-- start --
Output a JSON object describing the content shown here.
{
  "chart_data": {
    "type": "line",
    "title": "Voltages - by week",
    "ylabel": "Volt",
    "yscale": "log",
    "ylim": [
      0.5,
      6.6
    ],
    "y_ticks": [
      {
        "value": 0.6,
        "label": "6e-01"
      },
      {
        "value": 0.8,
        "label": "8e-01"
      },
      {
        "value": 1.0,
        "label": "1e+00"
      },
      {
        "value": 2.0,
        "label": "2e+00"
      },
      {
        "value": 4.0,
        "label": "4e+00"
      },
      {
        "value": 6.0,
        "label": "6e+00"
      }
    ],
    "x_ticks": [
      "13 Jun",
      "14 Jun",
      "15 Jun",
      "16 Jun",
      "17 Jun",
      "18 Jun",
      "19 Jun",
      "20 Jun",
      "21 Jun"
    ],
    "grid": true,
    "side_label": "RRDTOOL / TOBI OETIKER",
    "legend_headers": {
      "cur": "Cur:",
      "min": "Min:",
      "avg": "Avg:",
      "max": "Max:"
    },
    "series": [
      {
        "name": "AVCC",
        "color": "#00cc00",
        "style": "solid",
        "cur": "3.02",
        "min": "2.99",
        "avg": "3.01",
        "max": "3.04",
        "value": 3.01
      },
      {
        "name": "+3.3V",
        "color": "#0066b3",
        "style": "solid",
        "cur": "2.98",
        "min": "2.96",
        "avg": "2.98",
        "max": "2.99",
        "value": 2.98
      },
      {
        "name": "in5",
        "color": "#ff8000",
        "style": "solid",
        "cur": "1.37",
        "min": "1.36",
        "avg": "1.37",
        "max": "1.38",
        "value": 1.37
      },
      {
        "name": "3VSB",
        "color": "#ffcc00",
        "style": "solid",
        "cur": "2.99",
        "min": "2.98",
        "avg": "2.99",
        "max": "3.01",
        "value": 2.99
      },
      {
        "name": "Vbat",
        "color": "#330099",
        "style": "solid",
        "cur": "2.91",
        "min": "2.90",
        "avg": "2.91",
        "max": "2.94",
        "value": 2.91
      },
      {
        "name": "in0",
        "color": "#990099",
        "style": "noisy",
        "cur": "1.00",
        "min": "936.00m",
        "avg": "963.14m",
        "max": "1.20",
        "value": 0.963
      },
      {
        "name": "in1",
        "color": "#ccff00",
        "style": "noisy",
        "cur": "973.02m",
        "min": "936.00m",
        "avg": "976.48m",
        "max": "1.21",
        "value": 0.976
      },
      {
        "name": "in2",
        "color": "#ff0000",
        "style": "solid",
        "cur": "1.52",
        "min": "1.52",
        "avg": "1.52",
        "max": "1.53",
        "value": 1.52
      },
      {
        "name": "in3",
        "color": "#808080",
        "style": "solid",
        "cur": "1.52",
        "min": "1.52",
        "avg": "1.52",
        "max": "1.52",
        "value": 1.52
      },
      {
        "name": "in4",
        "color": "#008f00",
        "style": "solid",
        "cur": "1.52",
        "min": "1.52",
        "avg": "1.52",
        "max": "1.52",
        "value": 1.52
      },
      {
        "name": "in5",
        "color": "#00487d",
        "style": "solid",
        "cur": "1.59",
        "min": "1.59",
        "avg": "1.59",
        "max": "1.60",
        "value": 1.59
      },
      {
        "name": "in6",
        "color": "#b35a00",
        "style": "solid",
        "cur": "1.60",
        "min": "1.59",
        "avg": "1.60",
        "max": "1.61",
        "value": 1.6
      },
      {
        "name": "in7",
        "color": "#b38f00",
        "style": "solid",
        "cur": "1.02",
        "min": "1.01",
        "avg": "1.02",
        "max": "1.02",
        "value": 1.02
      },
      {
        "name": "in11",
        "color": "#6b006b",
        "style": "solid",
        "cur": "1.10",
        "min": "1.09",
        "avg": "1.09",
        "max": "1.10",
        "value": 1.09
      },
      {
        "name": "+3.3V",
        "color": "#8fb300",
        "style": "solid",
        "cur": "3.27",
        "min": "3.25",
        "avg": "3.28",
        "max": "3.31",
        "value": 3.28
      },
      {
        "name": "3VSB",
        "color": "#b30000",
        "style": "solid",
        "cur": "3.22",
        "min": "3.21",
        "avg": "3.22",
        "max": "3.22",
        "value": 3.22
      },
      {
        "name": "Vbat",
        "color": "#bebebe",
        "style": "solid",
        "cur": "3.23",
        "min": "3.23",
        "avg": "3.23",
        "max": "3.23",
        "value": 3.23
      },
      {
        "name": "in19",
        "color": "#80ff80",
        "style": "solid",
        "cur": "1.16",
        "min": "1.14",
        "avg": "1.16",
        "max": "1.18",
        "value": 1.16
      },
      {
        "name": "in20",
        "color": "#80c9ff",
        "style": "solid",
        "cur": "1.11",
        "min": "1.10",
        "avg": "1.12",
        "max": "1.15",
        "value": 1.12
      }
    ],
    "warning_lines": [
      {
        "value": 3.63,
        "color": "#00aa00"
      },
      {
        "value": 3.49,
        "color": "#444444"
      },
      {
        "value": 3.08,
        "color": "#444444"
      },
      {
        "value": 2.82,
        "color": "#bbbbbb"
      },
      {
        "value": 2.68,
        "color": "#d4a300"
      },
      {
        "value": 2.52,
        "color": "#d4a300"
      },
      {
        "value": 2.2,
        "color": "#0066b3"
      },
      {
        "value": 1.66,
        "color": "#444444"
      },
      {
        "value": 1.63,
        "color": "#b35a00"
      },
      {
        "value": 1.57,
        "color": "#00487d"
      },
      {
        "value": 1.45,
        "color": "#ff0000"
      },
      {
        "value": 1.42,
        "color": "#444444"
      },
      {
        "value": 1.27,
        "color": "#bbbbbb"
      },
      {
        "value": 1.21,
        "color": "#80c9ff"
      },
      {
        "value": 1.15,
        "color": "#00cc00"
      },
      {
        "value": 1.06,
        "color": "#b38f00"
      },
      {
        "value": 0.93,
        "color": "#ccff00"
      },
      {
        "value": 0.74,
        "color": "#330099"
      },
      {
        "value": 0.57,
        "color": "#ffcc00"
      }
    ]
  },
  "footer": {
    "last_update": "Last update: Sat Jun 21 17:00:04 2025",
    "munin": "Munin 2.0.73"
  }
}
-- end --
Please output every record, keeping each line exact.

Output a JSON object describing the content shown here.
{
  "chart_data": {
    "type": "line",
    "title": "Voltages - by week",
    "ylabel": "Volt",
    "yscale": "log",
    "ylim": [
      0.5,
      6.6
    ],
    "y_ticks": [
      {
        "value": 0.6,
        "label": "6e-01"
      },
      {
        "value": 0.8,
        "label": "8e-01"
      },
      {
        "value": 1.0,
        "label": "1e+00"
      },
      {
        "value": 2.0,
        "label": "2e+00"
      },
      {
        "value": 4.0,
        "label": "4e+00"
      },
      {
        "value": 6.0,
        "label": "6e+00"
      }
    ],
    "x_ticks": [
      "13 Jun",
      "14 Jun",
      "15 Jun",
      "16 Jun",
      "17 Jun",
      "18 Jun",
      "19 Jun",
      "20 Jun",
      "21 Jun"
    ],
    "grid": true,
    "side_label": "RRDTOOL / TOBI OETIKER",
    "legend_headers": {
      "cur": "Cur:",
      "min": "Min:",
      "avg": "Avg:",
      "max": "Max:"
    },
    "series": [
      {
        "name": "AVCC",
        "color": "#00cc00",
        "style": "solid",
        "cur": "3.02",
        "min": "2.99",
        "avg": "3.01",
        "max": "3.04",
        "value": 3.01
      },
      {
        "name": "+3.3V",
        "color": "#0066b3",
        "style": "solid",
        "cur": "2.98",
        "min": "2.96",
        "avg": "2.98",
        "max": "2.99",
        "value": 2.98
      },
      {
        "name": "in5",
        "color": "#ff8000",
        "style": "solid",
        "cur": "1.37",
        "min": "1.36",
        "avg": "1.37",
        "max": "1.38",
        "value": 1.37
      },
      {
        "name": "3VSB",
        "color": "#ffcc00",
        "style": "solid",
        "cur": "2.99",
        "min": "2.98",
        "avg": "2.99",
        "max": "3.01",
        "value": 2.99
      },
      {
        "name": "Vbat",
        "color": "#330099",
        "style": "solid",
        "cur": "2.91",
        "min": "2.90",
        "avg": "2.91",
        "max": "2.94",
        "value": 2.91
      },
      {
        "name": "in0",
        "color": "#990099",
        "style": "noisy",
        "cur": "1.00",
        "min": "936.00m",
        "avg": "963.14m",
        "max": "1.20",
        "value": 0.963
      },
      {
        "name": "in1",
        "color": "#ccff00",
        "style": "noisy",
        "cur": "973.02m",
        "min": "936.00m",
        "avg": "976.48m",
        "max": "1.21",
        "value": 0.976
      },
      {
        "name": "in2",
        "color": "#ff0000",
        "style": "solid",
        "cur": "1.52",
        "min": "1.52",
        "avg": "1.52",
        "max": "1.53",
        "value": 1.52
      },
      {
        "name": "in3",
        "color": "#808080",
        "style": "solid",
        "cur": "1.52",
        "min": "1.52",
        "avg": "1.52",
        "max": "1.52",
        "value": 1.52
      },
      {
        "name": "in4",
        "color": "#008f00",
        "style": "solid",
        "cur": "1.52",
        "min": "1.52",
        "avg": "1.52",
        "max": "1.52",
        "value": 1.52
      },
      {
        "name": "in5",
        "color": "#00487d",
        "style": "solid",
        "cur": "1.59",
        "min": "1.59",
        "avg": "1.59",
        "max": "1.60",
        "value": 1.59
      },
      {
        "name": "in6",
        "color": "#b35a00",
        "style": "solid",
        "cur": "1.60",
        "min": "1.59",
        "avg": "1.60",
        "max": "1.61",
        "value": 1.6
      },
      {
        "name": "in7",
        "color": "#b38f00",
        "style": "solid",
        "cur": "1.02",
        "min": "1.01",
        "avg": "1.02",
        "max": "1.02",
        "value": 1.02
      },
      {
        "name": "in11",
        "color": "#6b006b",
        "style": "solid",
        "cur": "1.10",
        "min": "1.09",
        "avg": "1.09",
        "max": "1.10",
        "value": 1.09
      },
      {
        "name": "+3.3V",
        "color": "#8fb300",
        "style": "solid",
        "cur": "3.27",
        "min": "3.25",
        "avg": "3.28",
        "max": "3.31",
        "value": 3.28
      },
      {
        "name": "3VSB",
        "color": "#b30000",
        "style": "solid",
        "cur": "3.22",
        "min": "3.21",
        "avg": "3.22",
        "max": "3.22",
        "value": 3.22
      },
      {
        "name": "Vbat",
        "color": "#bebebe",
        "style": "solid",
        "cur": "3.23",
        "min": "3.23",
        "avg": "3.23",
        "max": "3.23",
        "value": 3.23
      },
      {
        "name": "in19",
        "color": "#80ff80",
        "style": "solid",
        "cur": "1.16",
        "min": "1.14",
        "avg": "1.16",
        "max": "1.18",
        "value": 1.16
      },
      {
        "name": "in20",
        "color": "#80c9ff",
        "style": "solid",
        "cur": "1.11",
        "min": "1.10",
        "avg": "1.12",
        "max": "1.15",
        "value": 1.12
      }
    ],
    "warning_lines": [
      {
        "value": 3.63,
        "color": "#00aa00"
      },
      {
        "value": 3.49,
        "color": "#444444"
      },
      {
        "value": 3.08,
        "color": "#444444"
      },
      {
        "value": 2.82,
        "color": "#bbbbbb"
      },
      {
        "value": 2.68,
        "color": "#d4a300"
      },
      {
        "value": 2.52,
        "color": "#d4a300"
      },
      {
        "value": 2.2,
        "color": "#0066b3"
      },
      {
        "value": 1.66,
        "color": "#444444"
      },
      {
        "value": 1.63,
        "color": "#b35a00"
      },
      {
        "value": 1.57,
        "color": "#00487d"
      },
      {
        "value": 1.45,
        "color": "#ff0000"
      },
      {
        "value": 1.42,
        "color": "#444444"
      },
      {
        "value": 1.27,
        "color": "#bbbbbb"
      },
      {
        "value": 1.21,
        "color": "#80c9ff"
      },
      {
        "value": 1.15,
        "color": "#00cc00"
      },
      {
        "value": 1.06,
        "color": "#b38f00"
      },
      {
        "value": 0.93,
        "color": "#ccff00"
      },
      {
        "value": 0.74,
        "color": "#330099"
      },
      {
        "value": 0.57,
        "color": "#ffcc00"
      }
    ]
  },
  "footer": {
    "last_update": "Last update: Sat Jun 21 17:00:04 2025",
    "munin": "Munin 2.0.73"
  }
}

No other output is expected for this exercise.